** Stated task **
Your task is to output all the records below, word for word.

** Data records **
★ ★ ★ ★

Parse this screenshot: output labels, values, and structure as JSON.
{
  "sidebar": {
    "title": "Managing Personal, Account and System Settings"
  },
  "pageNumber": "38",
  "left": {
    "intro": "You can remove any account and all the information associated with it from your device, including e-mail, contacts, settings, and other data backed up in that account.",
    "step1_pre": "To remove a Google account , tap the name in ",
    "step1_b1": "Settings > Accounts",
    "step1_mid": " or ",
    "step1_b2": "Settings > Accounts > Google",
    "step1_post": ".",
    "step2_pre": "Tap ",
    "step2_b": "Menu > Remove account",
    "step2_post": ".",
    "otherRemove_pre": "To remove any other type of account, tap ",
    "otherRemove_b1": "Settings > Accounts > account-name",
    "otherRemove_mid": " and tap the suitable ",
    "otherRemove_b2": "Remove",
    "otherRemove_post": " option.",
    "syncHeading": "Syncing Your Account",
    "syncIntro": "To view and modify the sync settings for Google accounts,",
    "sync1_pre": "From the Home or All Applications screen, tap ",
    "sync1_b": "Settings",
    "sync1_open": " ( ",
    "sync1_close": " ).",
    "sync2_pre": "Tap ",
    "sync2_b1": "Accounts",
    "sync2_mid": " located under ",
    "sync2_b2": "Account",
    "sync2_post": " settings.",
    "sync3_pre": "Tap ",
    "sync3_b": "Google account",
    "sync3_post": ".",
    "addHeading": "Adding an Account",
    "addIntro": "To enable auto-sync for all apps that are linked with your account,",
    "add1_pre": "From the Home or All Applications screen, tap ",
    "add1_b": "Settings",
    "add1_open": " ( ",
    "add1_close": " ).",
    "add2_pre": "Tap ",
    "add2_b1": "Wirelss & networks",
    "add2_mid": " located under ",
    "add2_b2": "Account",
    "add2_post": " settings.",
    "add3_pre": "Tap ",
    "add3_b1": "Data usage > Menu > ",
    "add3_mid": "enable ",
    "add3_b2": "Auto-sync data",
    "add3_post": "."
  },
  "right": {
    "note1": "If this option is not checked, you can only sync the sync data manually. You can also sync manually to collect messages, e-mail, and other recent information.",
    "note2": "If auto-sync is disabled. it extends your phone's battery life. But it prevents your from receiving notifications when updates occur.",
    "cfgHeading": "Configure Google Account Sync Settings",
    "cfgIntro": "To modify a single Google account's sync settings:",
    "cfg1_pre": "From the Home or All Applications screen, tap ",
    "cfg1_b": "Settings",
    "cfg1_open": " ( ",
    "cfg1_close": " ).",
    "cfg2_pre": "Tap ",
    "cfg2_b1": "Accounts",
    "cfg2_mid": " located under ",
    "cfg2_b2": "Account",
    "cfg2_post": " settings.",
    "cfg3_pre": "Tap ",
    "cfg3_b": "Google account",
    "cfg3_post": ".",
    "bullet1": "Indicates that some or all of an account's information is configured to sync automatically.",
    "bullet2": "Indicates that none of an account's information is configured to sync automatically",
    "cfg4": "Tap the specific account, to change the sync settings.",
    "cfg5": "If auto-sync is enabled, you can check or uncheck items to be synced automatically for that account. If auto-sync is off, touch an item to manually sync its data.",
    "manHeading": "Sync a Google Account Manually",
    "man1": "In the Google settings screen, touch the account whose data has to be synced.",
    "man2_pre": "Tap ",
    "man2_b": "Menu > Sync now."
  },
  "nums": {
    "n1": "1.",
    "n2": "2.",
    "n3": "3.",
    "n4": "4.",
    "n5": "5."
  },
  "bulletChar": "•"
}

★ ★ ★ ★

** Reply **
Parse this screenshot: output labels, values, and structure as JSON.
{
  "sidebar": {
    "title": "Managing Personal, Account and System Settings"
  },
  "pageNumber": "38",
  "left": {
    "intro": "You can remove any account and all the information associated with it from your device, including e-mail, contacts, settings, and other data backed up in that account.",
    "step1_pre": "To remove a Google account , tap the name in ",
    "step1_b1": "Settings > Accounts",
    "step1_mid": " or ",
    "step1_b2": "Settings > Accounts > Google",
    "step1_post": ".",
    "step2_pre": "Tap ",
    "step2_b": "Menu > Remove account",
    "step2_post": ".",
    "otherRemove_pre": "To remove any other type of account, tap ",
    "otherRemove_b1": "Settings > Accounts > account-name",
    "otherRemove_mid": " and tap the suitable ",
    "otherRemove_b2": "Remove",
    "otherRemove_post": " option.",
    "syncHeading": "Syncing Your Account",
    "syncIntro": "To view and modify the sync settings for Google accounts,",
    "sync1_pre": "From the Home or All Applications screen, tap ",
    "sync1_b": "Settings",
    "sync1_open": " ( ",
    "sync1_close": " ).",
    "sync2_pre": "Tap ",
    "sync2_b1": "Accounts",
    "sync2_mid": " located under ",
    "sync2_b2": "Account",
    "sync2_post": " settings.",
    "sync3_pre": "Tap ",
    "sync3_b": "Google account",
    "sync3_post": ".",
    "addHeading": "Adding an Account",
    "addIntro": "To enable auto-sync for all apps that are linked with your account,",
    "add1_pre": "From the Home or All Applications screen, tap ",
    "add1_b": "Settings",
    "add1_open": " ( ",
    "add1_close": " ).",
    "add2_pre": "Tap ",
    "add2_b1": "Wirelss & networks",
    "add2_mid": " located under ",
    "add2_b2": "Account",
    "add2_post": " settings.",
    "add3_pre": "Tap ",
    "add3_b1": "Data usage > Menu > ",
    "add3_mid": "enable ",
    "add3_b2": "Auto-sync data",
    "add3_post": "."
  },
  "right": {
    "note1": "If this option is not checked, you can only sync the sync data manually. You can also sync manually to collect messages, e-mail, and other recent information.",
    "note2": "If auto-sync is disabled. it extends your phone's battery life. But it prevents your from receiving notifications when updates occur.",
    "cfgHeading": "Configure Google Account Sync Settings",
    "cfgIntro": "To modify a single Google account's sync settings:",
    "cfg1_pre": "From the Home or All Applications screen, tap ",
    "cfg1_b": "Settings",
    "cfg1_open": " ( ",
    "cfg1_close": " ).",
    "cfg2_pre": "Tap ",
    "cfg2_b1": "Accounts",
    "cfg2_mid": " located under ",
    "cfg2_b2": "Account",
    "cfg2_post": " settings.",
    "cfg3_pre": "Tap ",
    "cfg3_b": "Google account",
    "cfg3_post": ".",
    "bullet1": "Indicates that some or all of an account's information is configured to sync automatically.",
    "bullet2": "Indicates that none of an account's information is configured to sync automatically",
    "cfg4": "Tap the specific account, to change the sync settings.",
    "cfg5": "If auto-sync is enabled, you can check or uncheck items to be synced automatically for that account. If auto-sync is off, touch an item to manually sync its data.",
    "manHeading": "Sync a Google Account Manually",
    "man1": "In the Google settings screen, touch the account whose data has to be synced.",
    "man2_pre": "Tap ",
    "man2_b": "Menu > Sync now."
  },
  "nums": {
    "n1": "1.",
    "n2": "2.",
    "n3": "3.",
    "n4": "4.",
    "n5": "5."
  },
  "bulletChar": "•"
}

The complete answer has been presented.